## REQUIRED TASK
Keep the pictures out and restate every record exactly.

## MATERIAL FOR THIS TASK
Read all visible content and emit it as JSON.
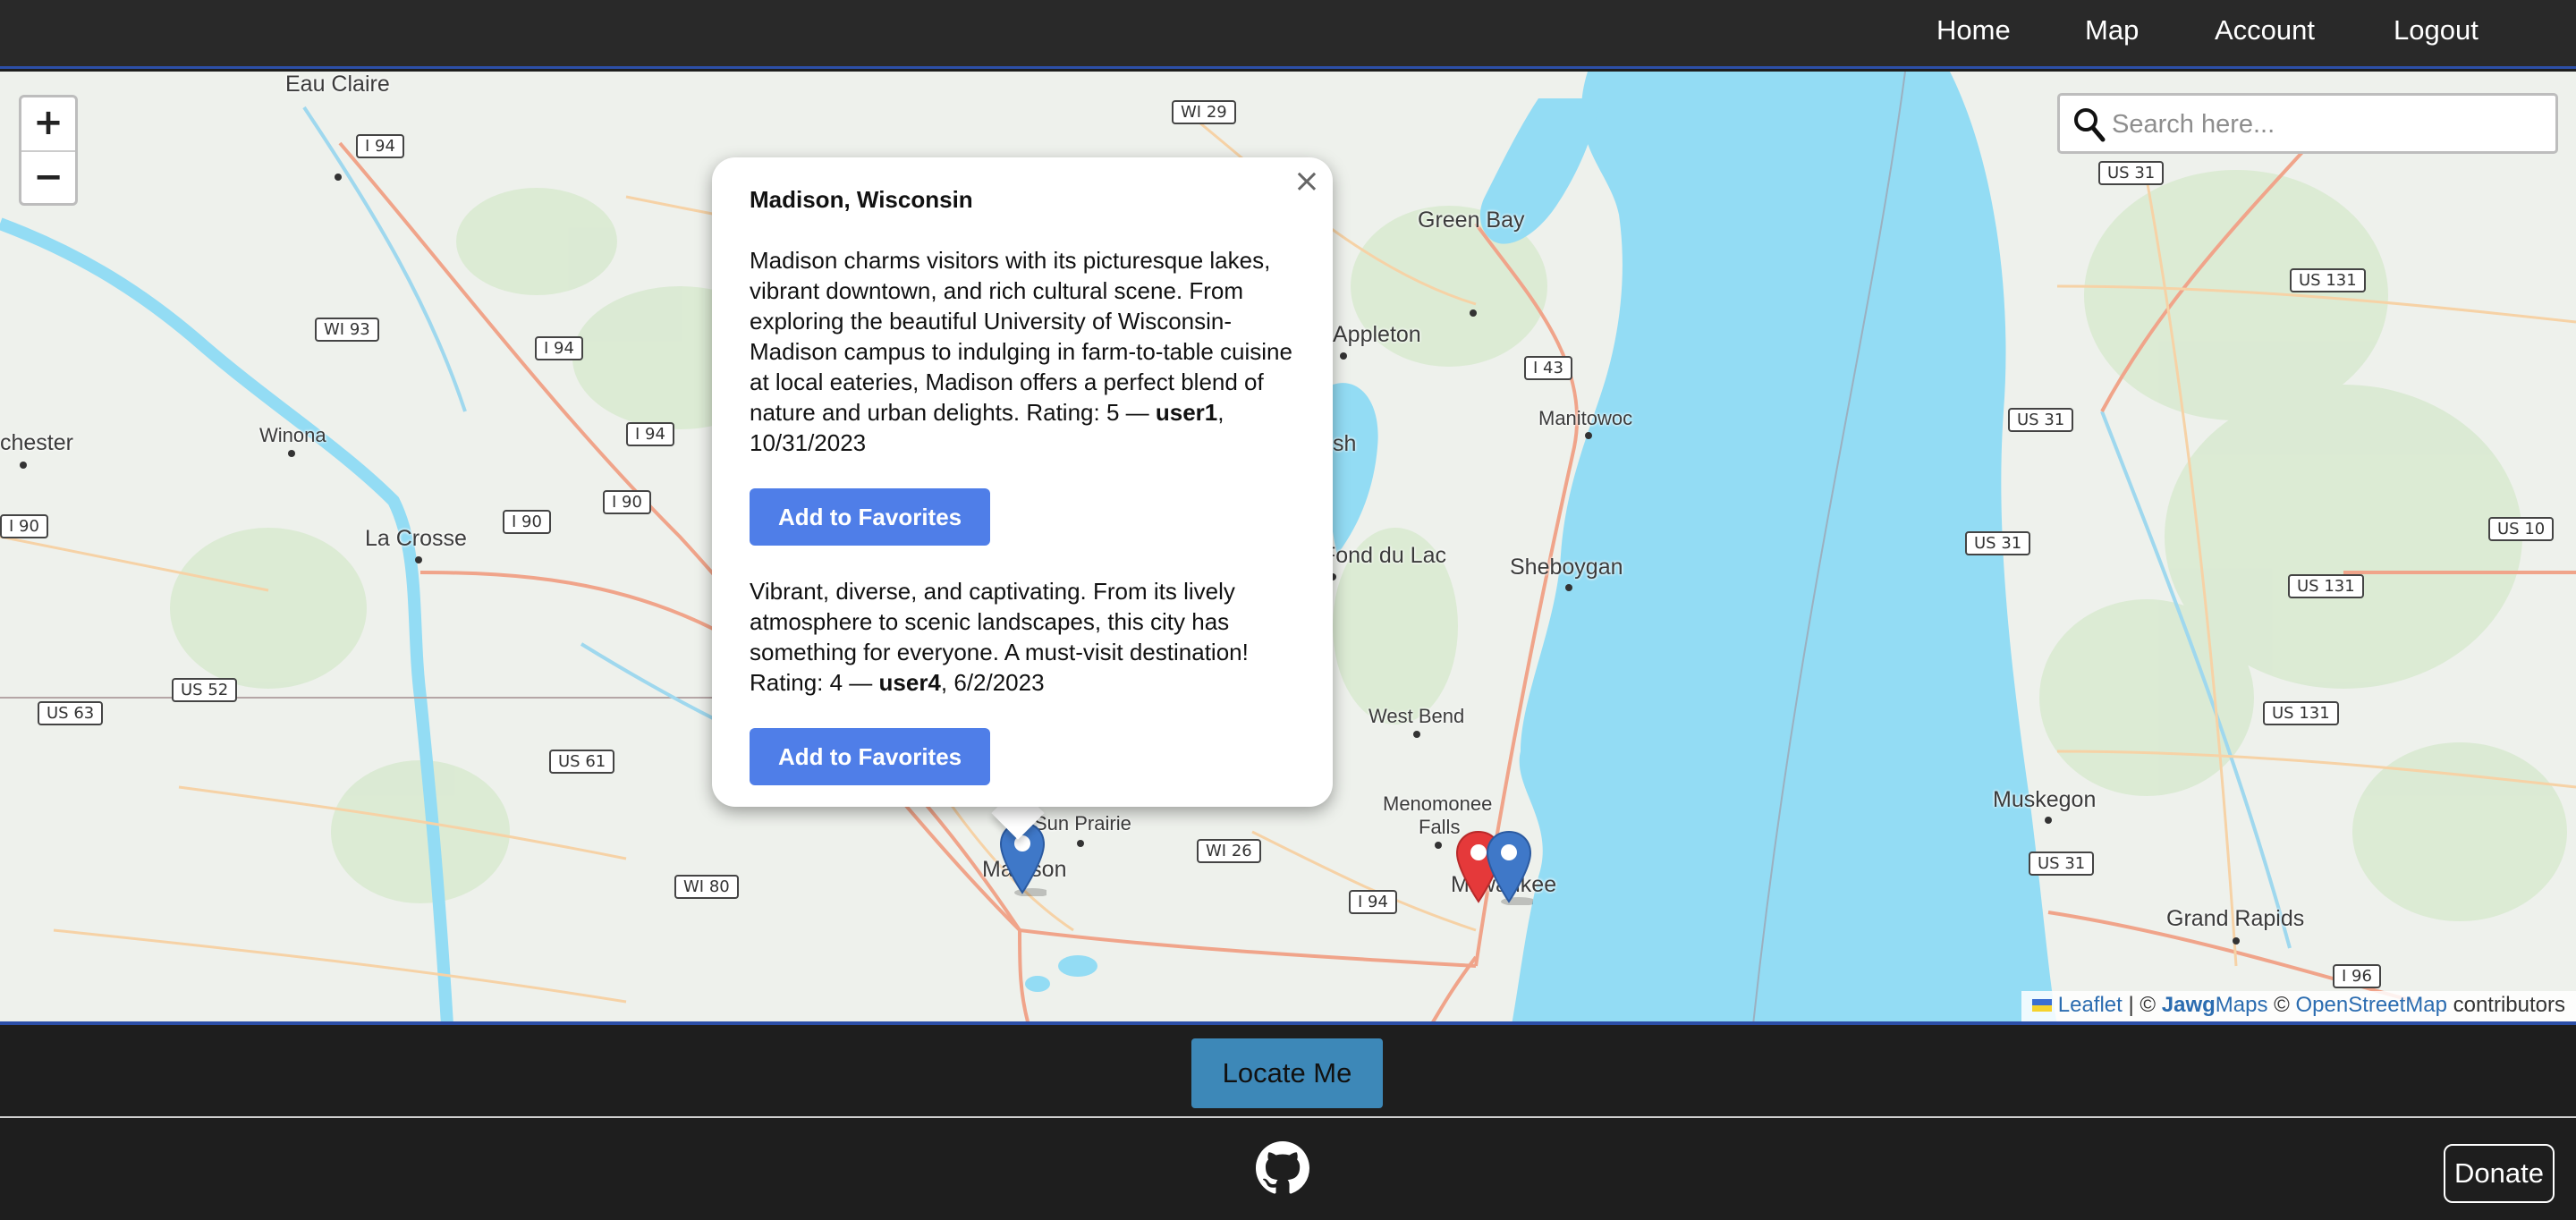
{
  "nav": {
    "items": [
      {
        "label": "Home"
      },
      {
        "label": "Map"
      },
      {
        "label": "Account"
      },
      {
        "label": "Logout"
      }
    ]
  },
  "map": {
    "zoom_in": "+",
    "zoom_out": "−",
    "search_placeholder": "Search here...",
    "places": [
      "Eau Claire",
      "Green Bay",
      "Appleton",
      "Manitowoc",
      "Winona",
      "chester",
      "La Crosse",
      "Fond du Lac",
      "Sheboygan",
      "West Bend",
      "Menomonee",
      "Falls",
      "Sun Prairie",
      "Madison",
      "Milwaukee",
      "Muskegon",
      "Grand Rapids",
      "sh"
    ],
    "shields": [
      "I 94",
      "WI 29",
      "WI 93",
      "I 94",
      "I 94",
      "I 90",
      "I 90",
      "I 90",
      "US 52",
      "US 63",
      "US 61",
      "WI 80",
      "WI 26",
      "I 94",
      "I 43",
      "US 31",
      "US 131",
      "US 31",
      "US 31",
      "US 10",
      "US 131",
      "US 131",
      "US 31",
      "I 96"
    ],
    "attribution": {
      "leaflet": "Leaflet",
      "sep": "| ©",
      "jawg_bold": "Jawg",
      "jawg_rest": "Maps",
      "copy": "©",
      "osm": "OpenStreetMap",
      "contrib": "contributors"
    }
  },
  "popup": {
    "close": "×",
    "title": "Madison, Wisconsin",
    "reviews": [
      {
        "text": "Madison charms visitors with its picturesque lakes, vibrant downtown, and rich cultural scene. From exploring the beautiful University of Wisconsin-Madison campus to indulging in farm-to-table cuisine at local eateries, Madison offers a perfect blend of nature and urban delights. Rating: 5 — ",
        "user": "user1",
        "date": ", 10/31/2023",
        "button": "Add to Favorites"
      },
      {
        "text": "Vibrant, diverse, and captivating. From its lively atmosphere to scenic landscapes, this city has something for everyone. A must-visit destination! Rating: 4 — ",
        "user": "user4",
        "date": ", 6/2/2023",
        "button": "Add to Favorites"
      }
    ]
  },
  "footer": {
    "locate": "Locate Me",
    "donate": "Donate"
  },
  "colors": {
    "nav_bg": "#292929",
    "water": "#93dcf4",
    "button_blue": "#4f7ee8",
    "locate_bg": "#3d88b8",
    "marker_blue": "#3f78c8",
    "marker_red": "#e5393a"
  }
}
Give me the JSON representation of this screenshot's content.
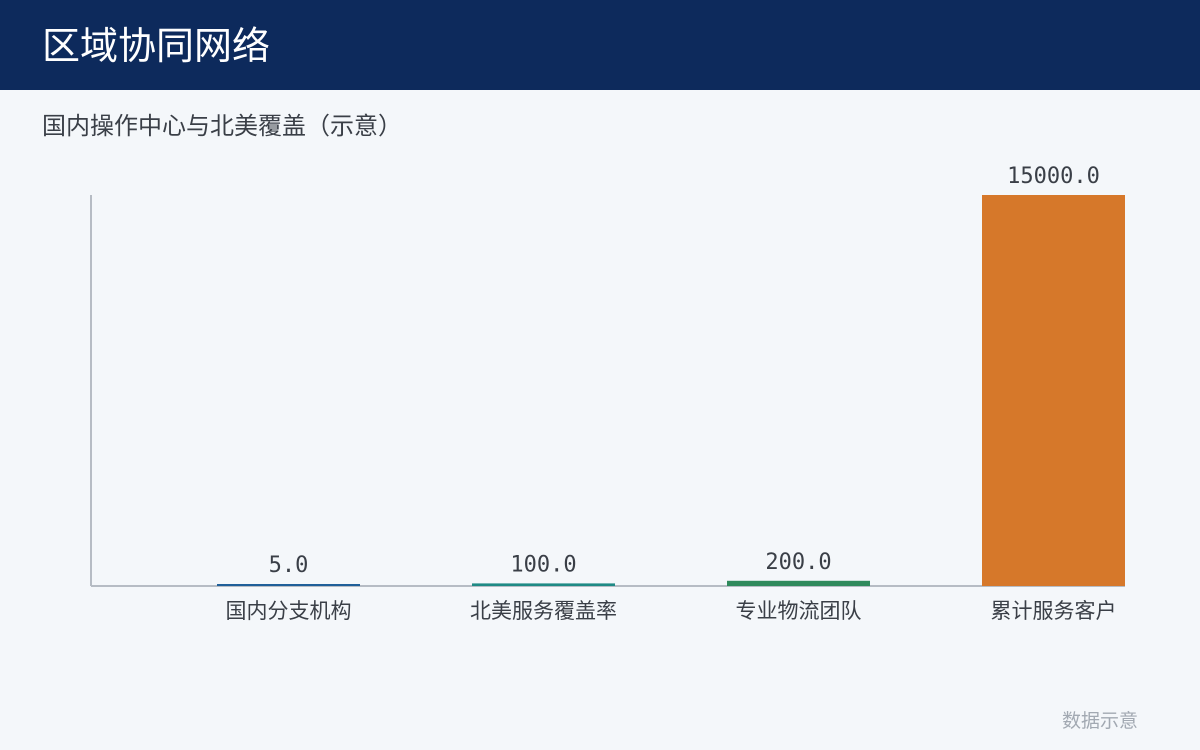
{
  "header": {
    "title": "区域协同网络"
  },
  "chart_data": {
    "type": "bar",
    "title": "国内操作中心与北美覆盖（示意）",
    "categories": [
      "国内分支机构",
      "北美服务覆盖率",
      "专业物流团队",
      "累计服务客户"
    ],
    "values": [
      5.0,
      100.0,
      200.0,
      15000.0
    ],
    "value_labels": [
      "5.0",
      "100.0",
      "200.0",
      "15000.0"
    ],
    "colors": [
      "#1f5f99",
      "#1f8a85",
      "#2f8a5c",
      "#d6782a"
    ],
    "ylim": [
      0,
      15000
    ],
    "grid": false,
    "legend": "none",
    "xlabel": "",
    "ylabel": ""
  },
  "footer": {
    "note": "数据示意"
  }
}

## SOLUTION TO THIS EXERCISE
Read all visible content and emit it as JSON.
{
  "nav": {
    "items": [
      {
        "label": "Home"
      },
      {
        "label": "Map"
      },
      {
        "label": "Account"
      },
      {
        "label": "Logout"
      }
    ]
  },
  "map": {
    "zoom_in": "+",
    "zoom_out": "−",
    "search_placeholder": "Search here...",
    "places": [
      "Eau Claire",
      "Green Bay",
      "Appleton",
      "Manitowoc",
      "Winona",
      "chester",
      "La Crosse",
      "Fond du Lac",
      "Sheboygan",
      "West Bend",
      "Menomonee",
      "Falls",
      "Sun Prairie",
      "Madison",
      "Milwaukee",
      "Muskegon",
      "Grand Rapids",
      "sh"
    ],
    "shields": [
      "I 94",
      "WI 29",
      "WI 93",
      "I 94",
      "I 94",
      "I 90",
      "I 90",
      "I 90",
      "US 52",
      "US 63",
      "US 61",
      "WI 80",
      "WI 26",
      "I 94",
      "I 43",
      "US 31",
      "US 131",
      "US 31",
      "US 31",
      "US 10",
      "US 131",
      "US 131",
      "US 31",
      "I 96"
    ],
    "attribution": {
      "leaflet": "Leaflet",
      "sep": "| ©",
      "jawg_bold": "Jawg",
      "jawg_rest": "Maps",
      "copy": "©",
      "osm": "OpenStreetMap",
      "contrib": "contributors"
    }
  },
  "popup": {
    "close": "×",
    "title": "Madison, Wisconsin",
    "reviews": [
      {
        "text": "Madison charms visitors with its picturesque lakes, vibrant downtown, and rich cultural scene. From exploring the beautiful University of Wisconsin-Madison campus to indulging in farm-to-table cuisine at local eateries, Madison offers a perfect blend of nature and urban delights. Rating: 5 — ",
        "user": "user1",
        "date": ", 10/31/2023",
        "button": "Add to Favorites"
      },
      {
        "text": "Vibrant, diverse, and captivating. From its lively atmosphere to scenic landscapes, this city has something for everyone. A must-visit destination! Rating: 4 — ",
        "user": "user4",
        "date": ", 6/2/2023",
        "button": "Add to Favorites"
      }
    ]
  },
  "footer": {
    "locate": "Locate Me",
    "donate": "Donate"
  },
  "colors": {
    "nav_bg": "#292929",
    "water": "#93dcf4",
    "button_blue": "#4f7ee8",
    "locate_bg": "#3d88b8",
    "marker_blue": "#3f78c8",
    "marker_red": "#e5393a"
  }
}
Give me the JSON representation of this screenshot's content.
{
  "header": {
    "title": "区域协同网络"
  },
  "chart_data": {
    "type": "bar",
    "title": "国内操作中心与北美覆盖（示意）",
    "categories": [
      "国内分支机构",
      "北美服务覆盖率",
      "专业物流团队",
      "累计服务客户"
    ],
    "values": [
      5.0,
      100.0,
      200.0,
      15000.0
    ],
    "value_labels": [
      "5.0",
      "100.0",
      "200.0",
      "15000.0"
    ],
    "colors": [
      "#1f5f99",
      "#1f8a85",
      "#2f8a5c",
      "#d6782a"
    ],
    "ylim": [
      0,
      15000
    ],
    "grid": false,
    "legend": "none",
    "xlabel": "",
    "ylabel": ""
  },
  "footer": {
    "note": "数据示意"
  }
}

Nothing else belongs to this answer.